#### TASK STATEMENT
Retype all of the entries word for word.

#### EXERCISE MATERIAL

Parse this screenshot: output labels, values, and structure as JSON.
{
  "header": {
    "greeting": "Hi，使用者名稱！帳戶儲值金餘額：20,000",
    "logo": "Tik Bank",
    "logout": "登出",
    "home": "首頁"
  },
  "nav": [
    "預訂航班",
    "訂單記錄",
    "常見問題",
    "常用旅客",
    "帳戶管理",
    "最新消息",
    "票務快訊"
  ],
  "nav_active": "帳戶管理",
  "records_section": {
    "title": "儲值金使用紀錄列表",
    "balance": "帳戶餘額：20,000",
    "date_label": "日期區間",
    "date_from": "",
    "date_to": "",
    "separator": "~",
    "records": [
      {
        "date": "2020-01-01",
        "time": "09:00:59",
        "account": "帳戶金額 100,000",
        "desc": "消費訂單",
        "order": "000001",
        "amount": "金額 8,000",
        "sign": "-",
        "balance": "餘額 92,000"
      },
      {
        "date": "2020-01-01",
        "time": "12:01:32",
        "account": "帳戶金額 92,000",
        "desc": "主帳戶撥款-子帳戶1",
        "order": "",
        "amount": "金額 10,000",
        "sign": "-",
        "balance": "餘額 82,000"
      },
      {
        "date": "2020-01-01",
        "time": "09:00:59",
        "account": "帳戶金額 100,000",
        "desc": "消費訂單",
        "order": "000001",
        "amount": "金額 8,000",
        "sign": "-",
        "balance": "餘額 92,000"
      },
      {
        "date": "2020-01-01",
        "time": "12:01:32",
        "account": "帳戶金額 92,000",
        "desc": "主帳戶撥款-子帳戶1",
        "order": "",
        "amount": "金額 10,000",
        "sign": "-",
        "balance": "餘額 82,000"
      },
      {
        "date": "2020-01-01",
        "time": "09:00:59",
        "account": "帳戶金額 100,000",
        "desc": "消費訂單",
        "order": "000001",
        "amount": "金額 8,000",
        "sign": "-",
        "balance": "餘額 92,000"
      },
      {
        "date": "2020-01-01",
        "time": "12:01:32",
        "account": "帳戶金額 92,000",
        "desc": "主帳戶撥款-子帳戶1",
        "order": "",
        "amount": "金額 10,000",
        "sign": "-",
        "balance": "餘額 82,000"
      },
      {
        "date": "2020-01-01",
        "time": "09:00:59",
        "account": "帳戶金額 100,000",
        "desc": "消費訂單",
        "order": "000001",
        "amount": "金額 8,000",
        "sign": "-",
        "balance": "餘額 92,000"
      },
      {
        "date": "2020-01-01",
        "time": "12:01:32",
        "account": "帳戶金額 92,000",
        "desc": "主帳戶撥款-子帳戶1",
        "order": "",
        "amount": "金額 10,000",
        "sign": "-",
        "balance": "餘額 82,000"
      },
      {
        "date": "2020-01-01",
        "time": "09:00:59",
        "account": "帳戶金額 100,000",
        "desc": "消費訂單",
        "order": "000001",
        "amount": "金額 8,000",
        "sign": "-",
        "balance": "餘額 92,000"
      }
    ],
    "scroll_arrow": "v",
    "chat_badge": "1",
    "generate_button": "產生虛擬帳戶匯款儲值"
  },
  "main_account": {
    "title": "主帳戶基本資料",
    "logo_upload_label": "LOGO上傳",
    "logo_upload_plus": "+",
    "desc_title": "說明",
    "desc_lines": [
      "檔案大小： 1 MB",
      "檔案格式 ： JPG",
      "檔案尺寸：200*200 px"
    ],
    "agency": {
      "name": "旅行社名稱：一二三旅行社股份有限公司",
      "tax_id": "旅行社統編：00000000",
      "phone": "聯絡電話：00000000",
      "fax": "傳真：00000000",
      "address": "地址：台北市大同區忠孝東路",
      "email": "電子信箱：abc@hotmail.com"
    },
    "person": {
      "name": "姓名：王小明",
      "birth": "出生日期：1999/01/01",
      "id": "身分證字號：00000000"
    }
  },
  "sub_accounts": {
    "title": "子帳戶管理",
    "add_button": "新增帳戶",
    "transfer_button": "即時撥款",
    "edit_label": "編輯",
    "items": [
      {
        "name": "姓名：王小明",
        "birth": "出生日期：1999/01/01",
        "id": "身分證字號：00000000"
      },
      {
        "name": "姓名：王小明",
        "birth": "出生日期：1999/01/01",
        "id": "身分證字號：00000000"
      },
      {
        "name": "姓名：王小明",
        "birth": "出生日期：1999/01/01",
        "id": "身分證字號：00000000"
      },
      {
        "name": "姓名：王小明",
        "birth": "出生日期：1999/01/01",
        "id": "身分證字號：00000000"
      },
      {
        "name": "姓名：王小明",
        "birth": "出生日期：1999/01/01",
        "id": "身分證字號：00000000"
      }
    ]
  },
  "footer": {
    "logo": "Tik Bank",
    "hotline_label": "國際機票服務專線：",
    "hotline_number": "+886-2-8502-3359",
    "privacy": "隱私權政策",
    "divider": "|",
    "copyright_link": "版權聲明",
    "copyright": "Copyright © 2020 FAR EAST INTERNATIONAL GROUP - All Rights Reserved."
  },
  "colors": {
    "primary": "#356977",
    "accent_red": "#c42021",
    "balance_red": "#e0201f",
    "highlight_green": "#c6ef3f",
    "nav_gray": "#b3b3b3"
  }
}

#### ANSWER TO THE TASK
Parse this screenshot: output labels, values, and structure as JSON.
{
  "header": {
    "greeting": "Hi，使用者名稱！帳戶儲值金餘額：20,000",
    "logo": "Tik Bank",
    "logout": "登出",
    "home": "首頁"
  },
  "nav": [
    "預訂航班",
    "訂單記錄",
    "常見問題",
    "常用旅客",
    "帳戶管理",
    "最新消息",
    "票務快訊"
  ],
  "nav_active": "帳戶管理",
  "records_section": {
    "title": "儲值金使用紀錄列表",
    "balance": "帳戶餘額：20,000",
    "date_label": "日期區間",
    "date_from": "",
    "date_to": "",
    "separator": "~",
    "records": [
      {
        "date": "2020-01-01",
        "time": "09:00:59",
        "account": "帳戶金額 100,000",
        "desc": "消費訂單",
        "order": "000001",
        "amount": "金額 8,000",
        "sign": "-",
        "balance": "餘額 92,000"
      },
      {
        "date": "2020-01-01",
        "time": "12:01:32",
        "account": "帳戶金額 92,000",
        "desc": "主帳戶撥款-子帳戶1",
        "order": "",
        "amount": "金額 10,000",
        "sign": "-",
        "balance": "餘額 82,000"
      },
      {
        "date": "2020-01-01",
        "time": "09:00:59",
        "account": "帳戶金額 100,000",
        "desc": "消費訂單",
        "order": "000001",
        "amount": "金額 8,000",
        "sign": "-",
        "balance": "餘額 92,000"
      },
      {
        "date": "2020-01-01",
        "time": "12:01:32",
        "account": "帳戶金額 92,000",
        "desc": "主帳戶撥款-子帳戶1",
        "order": "",
        "amount": "金額 10,000",
        "sign": "-",
        "balance": "餘額 82,000"
      },
      {
        "date": "2020-01-01",
        "time": "09:00:59",
        "account": "帳戶金額 100,000",
        "desc": "消費訂單",
        "order": "000001",
        "amount": "金額 8,000",
        "sign": "-",
        "balance": "餘額 92,000"
      },
      {
        "date": "2020-01-01",
        "time": "12:01:32",
        "account": "帳戶金額 92,000",
        "desc": "主帳戶撥款-子帳戶1",
        "order": "",
        "amount": "金額 10,000",
        "sign": "-",
        "balance": "餘額 82,000"
      },
      {
        "date": "2020-01-01",
        "time": "09:00:59",
        "account": "帳戶金額 100,000",
        "desc": "消費訂單",
        "order": "000001",
        "amount": "金額 8,000",
        "sign": "-",
        "balance": "餘額 92,000"
      },
      {
        "date": "2020-01-01",
        "time": "12:01:32",
        "account": "帳戶金額 92,000",
        "desc": "主帳戶撥款-子帳戶1",
        "order": "",
        "amount": "金額 10,000",
        "sign": "-",
        "balance": "餘額 82,000"
      },
      {
        "date": "2020-01-01",
        "time": "09:00:59",
        "account": "帳戶金額 100,000",
        "desc": "消費訂單",
        "order": "000001",
        "amount": "金額 8,000",
        "sign": "-",
        "balance": "餘額 92,000"
      }
    ],
    "scroll_arrow": "v",
    "chat_badge": "1",
    "generate_button": "產生虛擬帳戶匯款儲值"
  },
  "main_account": {
    "title": "主帳戶基本資料",
    "logo_upload_label": "LOGO上傳",
    "logo_upload_plus": "+",
    "desc_title": "說明",
    "desc_lines": [
      "檔案大小： 1 MB",
      "檔案格式 ： JPG",
      "檔案尺寸：200*200 px"
    ],
    "agency": {
      "name": "旅行社名稱：一二三旅行社股份有限公司",
      "tax_id": "旅行社統編：00000000",
      "phone": "聯絡電話：00000000",
      "fax": "傳真：00000000",
      "address": "地址：台北市大同區忠孝東路",
      "email": "電子信箱：abc@hotmail.com"
    },
    "person": {
      "name": "姓名：王小明",
      "birth": "出生日期：1999/01/01",
      "id": "身分證字號：00000000"
    }
  },
  "sub_accounts": {
    "title": "子帳戶管理",
    "add_button": "新增帳戶",
    "transfer_button": "即時撥款",
    "edit_label": "編輯",
    "items": [
      {
        "name": "姓名：王小明",
        "birth": "出生日期：1999/01/01",
        "id": "身分證字號：00000000"
      },
      {
        "name": "姓名：王小明",
        "birth": "出生日期：1999/01/01",
        "id": "身分證字號：00000000"
      },
      {
        "name": "姓名：王小明",
        "birth": "出生日期：1999/01/01",
        "id": "身分證字號：00000000"
      },
      {
        "name": "姓名：王小明",
        "birth": "出生日期：1999/01/01",
        "id": "身分證字號：00000000"
      },
      {
        "name": "姓名：王小明",
        "birth": "出生日期：1999/01/01",
        "id": "身分證字號：00000000"
      }
    ]
  },
  "footer": {
    "logo": "Tik Bank",
    "hotline_label": "國際機票服務專線：",
    "hotline_number": "+886-2-8502-3359",
    "privacy": "隱私權政策",
    "divider": "|",
    "copyright_link": "版權聲明",
    "copyright": "Copyright © 2020 FAR EAST INTERNATIONAL GROUP - All Rights Reserved."
  },
  "colors": {
    "primary": "#356977",
    "accent_red": "#c42021",
    "balance_red": "#e0201f",
    "highlight_green": "#c6ef3f",
    "nav_gray": "#b3b3b3"
  }
}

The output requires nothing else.